> STATED GOAL
Below are some records. Say how many of their lines contain the string "JSON", and give nothing but the number.

> RECORD LIST
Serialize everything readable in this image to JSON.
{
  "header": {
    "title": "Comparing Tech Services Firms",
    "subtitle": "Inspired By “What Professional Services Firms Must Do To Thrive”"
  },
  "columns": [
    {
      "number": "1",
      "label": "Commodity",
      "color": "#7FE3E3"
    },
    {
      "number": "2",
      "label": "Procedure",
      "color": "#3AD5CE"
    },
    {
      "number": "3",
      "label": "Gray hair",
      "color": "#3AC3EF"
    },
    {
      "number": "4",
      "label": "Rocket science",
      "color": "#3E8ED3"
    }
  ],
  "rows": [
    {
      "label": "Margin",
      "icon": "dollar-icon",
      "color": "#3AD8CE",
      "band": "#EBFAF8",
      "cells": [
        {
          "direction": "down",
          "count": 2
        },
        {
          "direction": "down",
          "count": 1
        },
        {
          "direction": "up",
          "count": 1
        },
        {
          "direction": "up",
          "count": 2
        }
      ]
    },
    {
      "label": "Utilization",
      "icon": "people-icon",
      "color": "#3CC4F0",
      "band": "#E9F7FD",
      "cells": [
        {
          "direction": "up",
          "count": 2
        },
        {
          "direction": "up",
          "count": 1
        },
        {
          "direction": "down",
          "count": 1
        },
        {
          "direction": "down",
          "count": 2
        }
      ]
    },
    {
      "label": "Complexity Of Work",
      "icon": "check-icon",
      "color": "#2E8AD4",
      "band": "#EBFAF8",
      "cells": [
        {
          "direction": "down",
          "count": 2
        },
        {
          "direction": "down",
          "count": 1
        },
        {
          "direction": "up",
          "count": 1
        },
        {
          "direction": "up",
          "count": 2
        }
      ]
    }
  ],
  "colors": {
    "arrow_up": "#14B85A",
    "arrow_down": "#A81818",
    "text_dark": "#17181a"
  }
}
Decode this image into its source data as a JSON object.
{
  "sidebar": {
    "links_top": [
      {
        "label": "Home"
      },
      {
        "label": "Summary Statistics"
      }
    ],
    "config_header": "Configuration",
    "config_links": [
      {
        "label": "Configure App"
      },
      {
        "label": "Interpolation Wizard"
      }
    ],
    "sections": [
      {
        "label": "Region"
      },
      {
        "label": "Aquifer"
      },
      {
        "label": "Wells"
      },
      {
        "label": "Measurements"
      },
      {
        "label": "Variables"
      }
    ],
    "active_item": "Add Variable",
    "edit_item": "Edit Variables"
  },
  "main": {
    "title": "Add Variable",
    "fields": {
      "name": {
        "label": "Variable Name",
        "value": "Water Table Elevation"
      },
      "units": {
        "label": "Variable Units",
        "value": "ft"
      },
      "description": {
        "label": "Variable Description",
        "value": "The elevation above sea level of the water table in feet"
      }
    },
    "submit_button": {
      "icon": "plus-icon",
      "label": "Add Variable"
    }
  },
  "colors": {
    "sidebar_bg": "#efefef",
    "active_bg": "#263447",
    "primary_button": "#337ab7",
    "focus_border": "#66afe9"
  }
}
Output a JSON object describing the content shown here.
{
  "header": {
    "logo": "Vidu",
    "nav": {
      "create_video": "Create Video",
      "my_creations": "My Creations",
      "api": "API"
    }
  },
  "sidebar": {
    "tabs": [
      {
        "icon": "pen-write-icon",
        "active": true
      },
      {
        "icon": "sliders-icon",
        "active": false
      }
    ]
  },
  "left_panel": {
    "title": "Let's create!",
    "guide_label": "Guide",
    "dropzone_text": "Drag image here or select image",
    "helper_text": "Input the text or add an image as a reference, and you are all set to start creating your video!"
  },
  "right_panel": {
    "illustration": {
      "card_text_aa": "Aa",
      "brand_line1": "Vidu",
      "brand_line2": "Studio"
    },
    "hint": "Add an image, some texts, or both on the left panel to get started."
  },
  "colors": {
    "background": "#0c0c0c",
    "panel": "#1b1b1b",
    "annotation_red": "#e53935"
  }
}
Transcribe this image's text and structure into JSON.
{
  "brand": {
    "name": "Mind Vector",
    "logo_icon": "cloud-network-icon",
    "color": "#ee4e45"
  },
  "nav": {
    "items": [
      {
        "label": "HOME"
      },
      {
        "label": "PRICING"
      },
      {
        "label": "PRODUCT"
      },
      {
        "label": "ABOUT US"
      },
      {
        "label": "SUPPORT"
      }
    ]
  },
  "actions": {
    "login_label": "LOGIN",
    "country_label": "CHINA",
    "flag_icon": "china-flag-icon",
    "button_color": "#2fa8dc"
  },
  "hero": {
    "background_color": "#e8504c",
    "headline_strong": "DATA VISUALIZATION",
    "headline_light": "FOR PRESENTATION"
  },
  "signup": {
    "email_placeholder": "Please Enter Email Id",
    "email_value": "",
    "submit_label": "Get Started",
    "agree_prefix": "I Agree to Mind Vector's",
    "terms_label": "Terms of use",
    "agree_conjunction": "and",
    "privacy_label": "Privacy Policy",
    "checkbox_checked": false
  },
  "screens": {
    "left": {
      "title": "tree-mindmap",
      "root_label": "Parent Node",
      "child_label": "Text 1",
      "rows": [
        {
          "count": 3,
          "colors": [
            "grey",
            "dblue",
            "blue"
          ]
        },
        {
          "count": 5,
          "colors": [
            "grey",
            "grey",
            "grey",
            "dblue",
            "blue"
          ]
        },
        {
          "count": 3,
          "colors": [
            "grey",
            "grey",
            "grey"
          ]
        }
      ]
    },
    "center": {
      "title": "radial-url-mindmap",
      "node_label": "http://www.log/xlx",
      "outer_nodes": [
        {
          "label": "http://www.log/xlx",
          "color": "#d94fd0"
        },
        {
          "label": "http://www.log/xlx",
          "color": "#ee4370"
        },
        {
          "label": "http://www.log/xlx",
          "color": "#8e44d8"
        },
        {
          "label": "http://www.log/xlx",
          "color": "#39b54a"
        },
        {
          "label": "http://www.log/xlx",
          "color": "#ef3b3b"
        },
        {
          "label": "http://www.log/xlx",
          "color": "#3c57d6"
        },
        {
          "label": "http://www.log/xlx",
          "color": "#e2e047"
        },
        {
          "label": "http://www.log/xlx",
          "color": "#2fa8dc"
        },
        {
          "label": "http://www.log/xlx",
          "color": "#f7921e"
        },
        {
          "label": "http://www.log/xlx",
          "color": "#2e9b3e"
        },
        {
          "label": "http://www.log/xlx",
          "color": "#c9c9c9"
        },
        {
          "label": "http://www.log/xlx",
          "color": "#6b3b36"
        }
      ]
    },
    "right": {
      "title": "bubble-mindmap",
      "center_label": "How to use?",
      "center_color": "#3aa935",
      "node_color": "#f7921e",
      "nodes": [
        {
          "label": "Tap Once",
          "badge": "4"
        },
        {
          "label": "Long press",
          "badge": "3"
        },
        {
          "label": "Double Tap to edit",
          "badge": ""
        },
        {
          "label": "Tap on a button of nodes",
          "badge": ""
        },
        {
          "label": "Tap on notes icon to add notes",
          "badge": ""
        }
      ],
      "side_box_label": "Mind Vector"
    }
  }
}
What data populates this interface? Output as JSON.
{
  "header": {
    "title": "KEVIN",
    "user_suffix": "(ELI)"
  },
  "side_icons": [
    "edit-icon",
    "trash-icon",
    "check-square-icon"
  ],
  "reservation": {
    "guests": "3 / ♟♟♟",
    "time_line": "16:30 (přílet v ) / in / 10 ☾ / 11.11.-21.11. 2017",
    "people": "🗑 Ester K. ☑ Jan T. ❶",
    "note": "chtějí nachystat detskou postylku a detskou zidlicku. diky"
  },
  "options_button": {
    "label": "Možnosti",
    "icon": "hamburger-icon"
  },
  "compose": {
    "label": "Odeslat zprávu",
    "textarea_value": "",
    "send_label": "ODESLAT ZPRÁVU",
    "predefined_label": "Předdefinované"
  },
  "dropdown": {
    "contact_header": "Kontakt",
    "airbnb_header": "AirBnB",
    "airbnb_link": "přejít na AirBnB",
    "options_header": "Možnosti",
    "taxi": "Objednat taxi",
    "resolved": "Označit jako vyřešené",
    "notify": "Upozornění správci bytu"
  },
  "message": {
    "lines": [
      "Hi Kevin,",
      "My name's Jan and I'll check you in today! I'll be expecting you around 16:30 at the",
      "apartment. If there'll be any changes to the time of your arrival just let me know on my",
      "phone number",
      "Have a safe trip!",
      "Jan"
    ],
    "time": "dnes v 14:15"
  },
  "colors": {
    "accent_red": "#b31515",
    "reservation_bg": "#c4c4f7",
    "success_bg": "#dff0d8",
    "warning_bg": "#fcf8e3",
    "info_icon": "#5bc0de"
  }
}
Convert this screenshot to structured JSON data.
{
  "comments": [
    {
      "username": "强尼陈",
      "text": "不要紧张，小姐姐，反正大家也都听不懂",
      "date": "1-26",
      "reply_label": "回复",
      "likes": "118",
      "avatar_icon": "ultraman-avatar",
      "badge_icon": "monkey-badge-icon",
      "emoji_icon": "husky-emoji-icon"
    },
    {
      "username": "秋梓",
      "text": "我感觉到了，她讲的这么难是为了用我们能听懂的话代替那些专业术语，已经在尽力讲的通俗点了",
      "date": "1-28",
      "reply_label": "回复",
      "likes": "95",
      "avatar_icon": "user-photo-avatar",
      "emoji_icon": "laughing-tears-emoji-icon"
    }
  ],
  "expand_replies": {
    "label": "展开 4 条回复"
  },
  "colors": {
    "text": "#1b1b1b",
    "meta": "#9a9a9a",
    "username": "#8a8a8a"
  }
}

> SOLUTION
6